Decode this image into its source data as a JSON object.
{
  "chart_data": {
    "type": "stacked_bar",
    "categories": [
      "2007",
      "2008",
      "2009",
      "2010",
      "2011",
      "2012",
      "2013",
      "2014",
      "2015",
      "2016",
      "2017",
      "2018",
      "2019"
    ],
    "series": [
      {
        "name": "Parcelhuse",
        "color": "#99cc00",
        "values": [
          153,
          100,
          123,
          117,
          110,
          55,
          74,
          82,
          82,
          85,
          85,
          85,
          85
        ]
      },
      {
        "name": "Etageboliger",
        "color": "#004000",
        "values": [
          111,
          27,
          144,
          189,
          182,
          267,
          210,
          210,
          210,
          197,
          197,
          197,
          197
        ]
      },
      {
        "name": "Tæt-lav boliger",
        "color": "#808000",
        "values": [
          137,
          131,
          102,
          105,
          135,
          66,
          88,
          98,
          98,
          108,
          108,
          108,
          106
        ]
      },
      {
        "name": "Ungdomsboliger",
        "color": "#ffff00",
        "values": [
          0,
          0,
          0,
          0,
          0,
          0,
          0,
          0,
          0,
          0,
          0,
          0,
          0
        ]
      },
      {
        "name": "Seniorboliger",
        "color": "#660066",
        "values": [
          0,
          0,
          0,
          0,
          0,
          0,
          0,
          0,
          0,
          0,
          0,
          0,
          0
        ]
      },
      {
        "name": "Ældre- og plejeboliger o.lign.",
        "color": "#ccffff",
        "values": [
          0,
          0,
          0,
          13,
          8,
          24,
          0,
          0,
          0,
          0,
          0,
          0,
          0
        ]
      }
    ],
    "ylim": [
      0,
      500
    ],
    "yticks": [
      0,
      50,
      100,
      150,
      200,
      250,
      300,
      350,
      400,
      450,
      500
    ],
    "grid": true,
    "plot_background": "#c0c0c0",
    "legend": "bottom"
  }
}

EXERCISE GOAL:
Return every line containing "color".

EXPECTED ANSWER:
        "color": "#99cc00",
        "color": "#004000",
        "color": "#808000",
        "color": "#ffff00",
        "color": "#660066",
        "color": "#ccffff",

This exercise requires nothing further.